* **WORK INSTRUCTIONS**
Leaving out all images, write out the records that follow exactly.

* **DATA SUPPLIED**
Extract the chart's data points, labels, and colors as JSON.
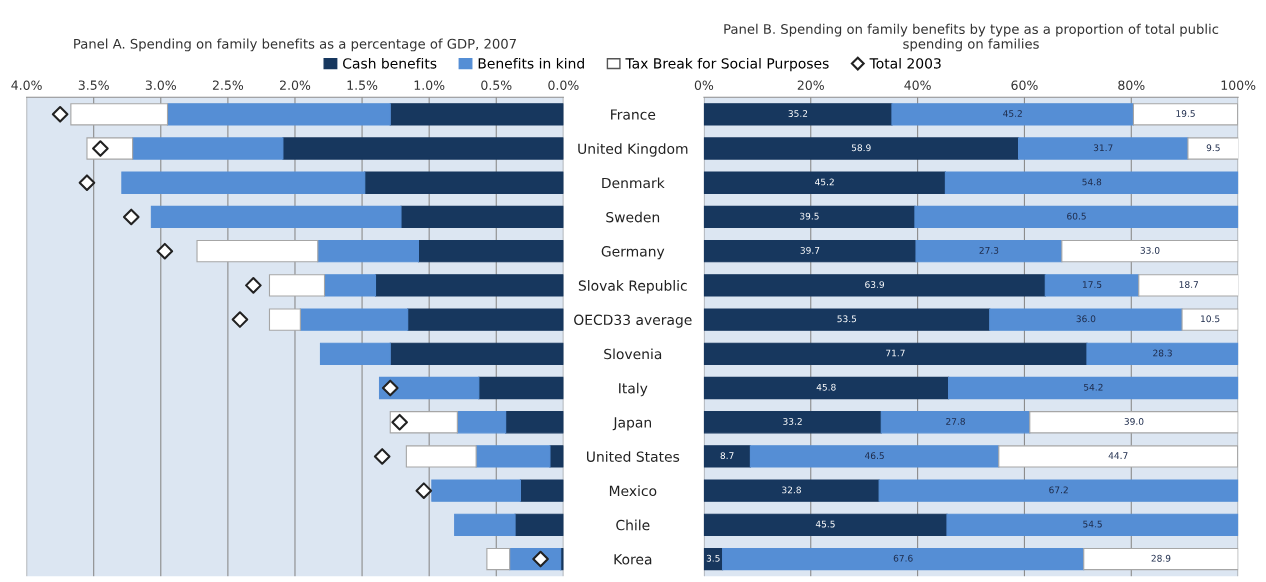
{
  "chart_data": [
    {
      "type": "bar",
      "orientation": "horizontal",
      "stacked": true,
      "title": "Panel A. Spending on family benefits as a percentage of GDP, 2007",
      "categories": [
        "France",
        "United Kingdom",
        "Denmark",
        "Sweden",
        "Germany",
        "Slovak Republic",
        "OECD33 average",
        "Slovenia",
        "Italy",
        "Japan",
        "United States",
        "Mexico",
        "Chile",
        "Korea"
      ],
      "series": [
        {
          "name": "Cash benefits",
          "color": "#17375e",
          "values": [
            1.29,
            2.09,
            1.48,
            1.21,
            1.08,
            1.4,
            1.16,
            1.29,
            0.63,
            0.43,
            0.1,
            0.32,
            0.36,
            0.02
          ]
        },
        {
          "name": "Benefits in kind",
          "color": "#558ed5",
          "values": [
            1.66,
            1.12,
            1.81,
            1.86,
            0.75,
            0.38,
            0.8,
            0.52,
            0.74,
            0.36,
            0.55,
            0.66,
            0.45,
            0.38
          ]
        },
        {
          "name": "Tax Break for Social Purposes",
          "color": "#ffffff",
          "values": [
            0.72,
            0.34,
            null,
            null,
            0.9,
            0.41,
            0.23,
            null,
            null,
            0.5,
            0.52,
            null,
            null,
            0.17
          ]
        },
        {
          "name": "Total 2003",
          "type": "scatter",
          "marker": "diamond",
          "color": "#ffffff",
          "values": [
            3.75,
            3.45,
            3.55,
            3.22,
            2.97,
            2.31,
            2.41,
            null,
            1.29,
            1.22,
            1.35,
            1.04,
            null,
            0.17
          ]
        }
      ],
      "xlim": [
        4.0,
        0.0
      ],
      "xticks": [
        {
          "value": 4.0,
          "label": "4.0%"
        },
        {
          "value": 3.5,
          "label": "3.5%"
        },
        {
          "value": 3.0,
          "label": "3.0%"
        },
        {
          "value": 2.5,
          "label": "2.5%"
        },
        {
          "value": 2.0,
          "label": "2.0%"
        },
        {
          "value": 1.5,
          "label": "1.5%"
        },
        {
          "value": 1.0,
          "label": "1.0%"
        },
        {
          "value": 0.5,
          "label": "0.5%"
        },
        {
          "value": 0.0,
          "label": "0.0%"
        }
      ],
      "grid": "x",
      "legend": "top"
    },
    {
      "type": "bar",
      "orientation": "horizontal",
      "stacked": true,
      "title": "Panel B. Spending on family benefits by type as a proportion of total public\nspending on families",
      "categories": [
        null,
        null,
        null,
        null,
        null,
        null,
        null,
        null,
        null,
        null,
        null,
        null,
        null,
        null
      ],
      "series": [
        {
          "color": "#17375e",
          "values": [
            35.2,
            58.9,
            45.2,
            39.5,
            39.7,
            63.9,
            53.5,
            71.7,
            45.8,
            33.2,
            8.7,
            32.8,
            45.5,
            3.5
          ],
          "value_labels": [
            "35.2",
            "58.9",
            "45.2",
            "39.5",
            "39.7",
            "63.9",
            "53.5",
            "71.7",
            "45.8",
            "33.2",
            "8.7",
            "32.8",
            "45.5",
            "3.5"
          ]
        },
        {
          "color": "#558ed5",
          "values": [
            45.2,
            31.7,
            54.8,
            60.5,
            27.3,
            17.5,
            36.0,
            28.3,
            54.2,
            27.8,
            46.5,
            67.2,
            54.5,
            67.6
          ],
          "value_labels": [
            "45.2",
            "31.7",
            "54.8",
            "60.5",
            "27.3",
            "17.5",
            "36.0",
            "28.3",
            "54.2",
            "27.8",
            "46.5",
            "67.2",
            "54.5",
            "67.6"
          ]
        },
        {
          "color": "#ffffff",
          "values": [
            19.5,
            9.5,
            null,
            null,
            33.0,
            18.7,
            10.5,
            null,
            null,
            39.0,
            44.7,
            null,
            null,
            28.9
          ],
          "value_labels": [
            "19.5",
            "9.5",
            null,
            null,
            "33.0",
            "18.7",
            "10.5",
            null,
            null,
            "39.0",
            "44.7",
            null,
            null,
            "28.9"
          ]
        }
      ],
      "xlim": [
        0,
        100
      ],
      "xticks": [
        {
          "value": 0,
          "label": "0%"
        },
        {
          "value": 20,
          "label": "20%"
        },
        {
          "value": 40,
          "label": "40%"
        },
        {
          "value": 60,
          "label": "60%"
        },
        {
          "value": 80,
          "label": "80%"
        },
        {
          "value": 100,
          "label": "100%"
        }
      ],
      "grid": "x"
    }
  ]
}
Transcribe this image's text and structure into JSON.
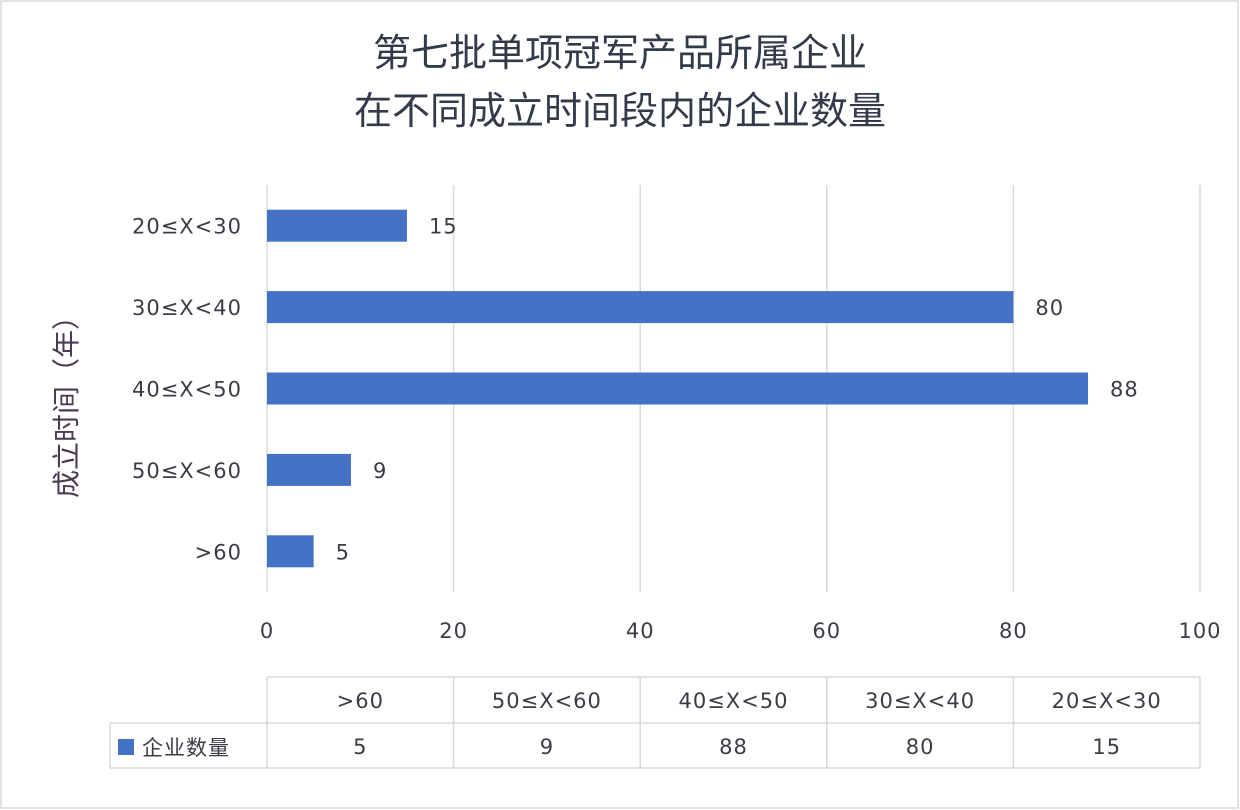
{
  "chart_data": {
    "type": "bar",
    "orientation": "horizontal",
    "title_lines": [
      "第七批单项冠军产品所属企业",
      "在不同成立时间段内的企业数量"
    ],
    "ylabel": "成立时间（年）",
    "xlabel": "",
    "categories": [
      "20≤X<30",
      "30≤X<40",
      "40≤X<50",
      "50≤X<60",
      ">60"
    ],
    "series": [
      {
        "name": "企业数量",
        "values": [
          15,
          80,
          88,
          9,
          5
        ]
      }
    ],
    "xlim": [
      0,
      100
    ],
    "xticks": [
      "0",
      "20",
      "40",
      "60",
      "80",
      "100"
    ],
    "grid": true,
    "data_labels": true,
    "data_table": {
      "columns": [
        ">60",
        "50≤X<60",
        "40≤X<50",
        "30≤X<40",
        "20≤X<30"
      ],
      "row_label": "企业数量",
      "values": [
        "5",
        "9",
        "88",
        "80",
        "15"
      ]
    },
    "colors": {
      "bar": "#4472c4",
      "grid": "#d9d9d9",
      "text": "#3c3c46"
    }
  }
}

* **REPLY TO THE TASK**
Extract the chart's data points, labels, and colors as JSON.
{
  "chart_data": [
    {
      "type": "bar",
      "orientation": "horizontal",
      "stacked": true,
      "title": "Panel A. Spending on family benefits as a percentage of GDP, 2007",
      "categories": [
        "France",
        "United Kingdom",
        "Denmark",
        "Sweden",
        "Germany",
        "Slovak Republic",
        "OECD33 average",
        "Slovenia",
        "Italy",
        "Japan",
        "United States",
        "Mexico",
        "Chile",
        "Korea"
      ],
      "series": [
        {
          "name": "Cash benefits",
          "color": "#17375e",
          "values": [
            1.29,
            2.09,
            1.48,
            1.21,
            1.08,
            1.4,
            1.16,
            1.29,
            0.63,
            0.43,
            0.1,
            0.32,
            0.36,
            0.02
          ]
        },
        {
          "name": "Benefits in kind",
          "color": "#558ed5",
          "values": [
            1.66,
            1.12,
            1.81,
            1.86,
            0.75,
            0.38,
            0.8,
            0.52,
            0.74,
            0.36,
            0.55,
            0.66,
            0.45,
            0.38
          ]
        },
        {
          "name": "Tax Break for Social Purposes",
          "color": "#ffffff",
          "values": [
            0.72,
            0.34,
            null,
            null,
            0.9,
            0.41,
            0.23,
            null,
            null,
            0.5,
            0.52,
            null,
            null,
            0.17
          ]
        },
        {
          "name": "Total 2003",
          "type": "scatter",
          "marker": "diamond",
          "color": "#ffffff",
          "values": [
            3.75,
            3.45,
            3.55,
            3.22,
            2.97,
            2.31,
            2.41,
            null,
            1.29,
            1.22,
            1.35,
            1.04,
            null,
            0.17
          ]
        }
      ],
      "xlim": [
        4.0,
        0.0
      ],
      "xticks": [
        {
          "value": 4.0,
          "label": "4.0%"
        },
        {
          "value": 3.5,
          "label": "3.5%"
        },
        {
          "value": 3.0,
          "label": "3.0%"
        },
        {
          "value": 2.5,
          "label": "2.5%"
        },
        {
          "value": 2.0,
          "label": "2.0%"
        },
        {
          "value": 1.5,
          "label": "1.5%"
        },
        {
          "value": 1.0,
          "label": "1.0%"
        },
        {
          "value": 0.5,
          "label": "0.5%"
        },
        {
          "value": 0.0,
          "label": "0.0%"
        }
      ],
      "grid": "x",
      "legend": "top"
    },
    {
      "type": "bar",
      "orientation": "horizontal",
      "stacked": true,
      "title": "Panel B. Spending on family benefits by type as a proportion of total public\nspending on families",
      "categories": [
        null,
        null,
        null,
        null,
        null,
        null,
        null,
        null,
        null,
        null,
        null,
        null,
        null,
        null
      ],
      "series": [
        {
          "color": "#17375e",
          "values": [
            35.2,
            58.9,
            45.2,
            39.5,
            39.7,
            63.9,
            53.5,
            71.7,
            45.8,
            33.2,
            8.7,
            32.8,
            45.5,
            3.5
          ],
          "value_labels": [
            "35.2",
            "58.9",
            "45.2",
            "39.5",
            "39.7",
            "63.9",
            "53.5",
            "71.7",
            "45.8",
            "33.2",
            "8.7",
            "32.8",
            "45.5",
            "3.5"
          ]
        },
        {
          "color": "#558ed5",
          "values": [
            45.2,
            31.7,
            54.8,
            60.5,
            27.3,
            17.5,
            36.0,
            28.3,
            54.2,
            27.8,
            46.5,
            67.2,
            54.5,
            67.6
          ],
          "value_labels": [
            "45.2",
            "31.7",
            "54.8",
            "60.5",
            "27.3",
            "17.5",
            "36.0",
            "28.3",
            "54.2",
            "27.8",
            "46.5",
            "67.2",
            "54.5",
            "67.6"
          ]
        },
        {
          "color": "#ffffff",
          "values": [
            19.5,
            9.5,
            null,
            null,
            33.0,
            18.7,
            10.5,
            null,
            null,
            39.0,
            44.7,
            null,
            null,
            28.9
          ],
          "value_labels": [
            "19.5",
            "9.5",
            null,
            null,
            "33.0",
            "18.7",
            "10.5",
            null,
            null,
            "39.0",
            "44.7",
            null,
            null,
            "28.9"
          ]
        }
      ],
      "xlim": [
        0,
        100
      ],
      "xticks": [
        {
          "value": 0,
          "label": "0%"
        },
        {
          "value": 20,
          "label": "20%"
        },
        {
          "value": 40,
          "label": "40%"
        },
        {
          "value": 60,
          "label": "60%"
        },
        {
          "value": 80,
          "label": "80%"
        },
        {
          "value": 100,
          "label": "100%"
        }
      ],
      "grid": "x"
    }
  ]
}
Transcribe this image's text and structure into JSON.
{
  "chart_data": {
    "type": "bar",
    "orientation": "horizontal",
    "title_lines": [
      "第七批单项冠军产品所属企业",
      "在不同成立时间段内的企业数量"
    ],
    "ylabel": "成立时间（年）",
    "xlabel": "",
    "categories": [
      "20≤X<30",
      "30≤X<40",
      "40≤X<50",
      "50≤X<60",
      ">60"
    ],
    "series": [
      {
        "name": "企业数量",
        "values": [
          15,
          80,
          88,
          9,
          5
        ]
      }
    ],
    "xlim": [
      0,
      100
    ],
    "xticks": [
      "0",
      "20",
      "40",
      "60",
      "80",
      "100"
    ],
    "grid": true,
    "data_labels": true,
    "data_table": {
      "columns": [
        ">60",
        "50≤X<60",
        "40≤X<50",
        "30≤X<40",
        "20≤X<30"
      ],
      "row_label": "企业数量",
      "values": [
        "5",
        "9",
        "88",
        "80",
        "15"
      ]
    },
    "colors": {
      "bar": "#4472c4",
      "grid": "#d9d9d9",
      "text": "#3c3c46"
    }
  }
}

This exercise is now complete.